[Entries with figure data]
+---+

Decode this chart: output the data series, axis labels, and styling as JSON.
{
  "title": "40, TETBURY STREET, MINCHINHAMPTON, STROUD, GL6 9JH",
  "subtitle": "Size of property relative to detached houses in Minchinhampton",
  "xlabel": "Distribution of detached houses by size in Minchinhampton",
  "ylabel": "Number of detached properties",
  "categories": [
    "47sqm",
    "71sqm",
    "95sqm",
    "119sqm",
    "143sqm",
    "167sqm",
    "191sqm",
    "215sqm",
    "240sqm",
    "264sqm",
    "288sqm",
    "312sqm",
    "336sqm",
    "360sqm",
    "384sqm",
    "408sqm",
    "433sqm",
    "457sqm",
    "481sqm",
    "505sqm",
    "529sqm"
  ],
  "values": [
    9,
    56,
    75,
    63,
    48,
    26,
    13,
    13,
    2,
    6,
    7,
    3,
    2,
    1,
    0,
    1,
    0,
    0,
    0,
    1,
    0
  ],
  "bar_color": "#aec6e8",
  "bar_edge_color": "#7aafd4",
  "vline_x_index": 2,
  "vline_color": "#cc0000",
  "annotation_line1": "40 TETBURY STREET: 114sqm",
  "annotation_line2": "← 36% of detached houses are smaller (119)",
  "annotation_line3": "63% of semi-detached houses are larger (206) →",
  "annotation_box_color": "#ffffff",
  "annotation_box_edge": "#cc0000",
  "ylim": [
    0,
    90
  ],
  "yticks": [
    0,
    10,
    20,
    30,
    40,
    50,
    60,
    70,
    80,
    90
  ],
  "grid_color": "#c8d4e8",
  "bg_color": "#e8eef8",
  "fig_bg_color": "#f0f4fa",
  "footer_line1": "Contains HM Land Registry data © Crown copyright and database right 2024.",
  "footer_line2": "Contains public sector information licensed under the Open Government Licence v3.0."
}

+---+

# Required work
The records above need to be transcribed in full. Keep every character unchanged.

# Answer for this exercise
Decode this chart: output the data series, axis labels, and styling as JSON.
{
  "title": "40, TETBURY STREET, MINCHINHAMPTON, STROUD, GL6 9JH",
  "subtitle": "Size of property relative to detached houses in Minchinhampton",
  "xlabel": "Distribution of detached houses by size in Minchinhampton",
  "ylabel": "Number of detached properties",
  "categories": [
    "47sqm",
    "71sqm",
    "95sqm",
    "119sqm",
    "143sqm",
    "167sqm",
    "191sqm",
    "215sqm",
    "240sqm",
    "264sqm",
    "288sqm",
    "312sqm",
    "336sqm",
    "360sqm",
    "384sqm",
    "408sqm",
    "433sqm",
    "457sqm",
    "481sqm",
    "505sqm",
    "529sqm"
  ],
  "values": [
    9,
    56,
    75,
    63,
    48,
    26,
    13,
    13,
    2,
    6,
    7,
    3,
    2,
    1,
    0,
    1,
    0,
    0,
    0,
    1,
    0
  ],
  "bar_color": "#aec6e8",
  "bar_edge_color": "#7aafd4",
  "vline_x_index": 2,
  "vline_color": "#cc0000",
  "annotation_line1": "40 TETBURY STREET: 114sqm",
  "annotation_line2": "← 36% of detached houses are smaller (119)",
  "annotation_line3": "63% of semi-detached houses are larger (206) →",
  "annotation_box_color": "#ffffff",
  "annotation_box_edge": "#cc0000",
  "ylim": [
    0,
    90
  ],
  "yticks": [
    0,
    10,
    20,
    30,
    40,
    50,
    60,
    70,
    80,
    90
  ],
  "grid_color": "#c8d4e8",
  "bg_color": "#e8eef8",
  "fig_bg_color": "#f0f4fa",
  "footer_line1": "Contains HM Land Registry data © Crown copyright and database right 2024.",
  "footer_line2": "Contains public sector information licensed under the Open Government Licence v3.0."
}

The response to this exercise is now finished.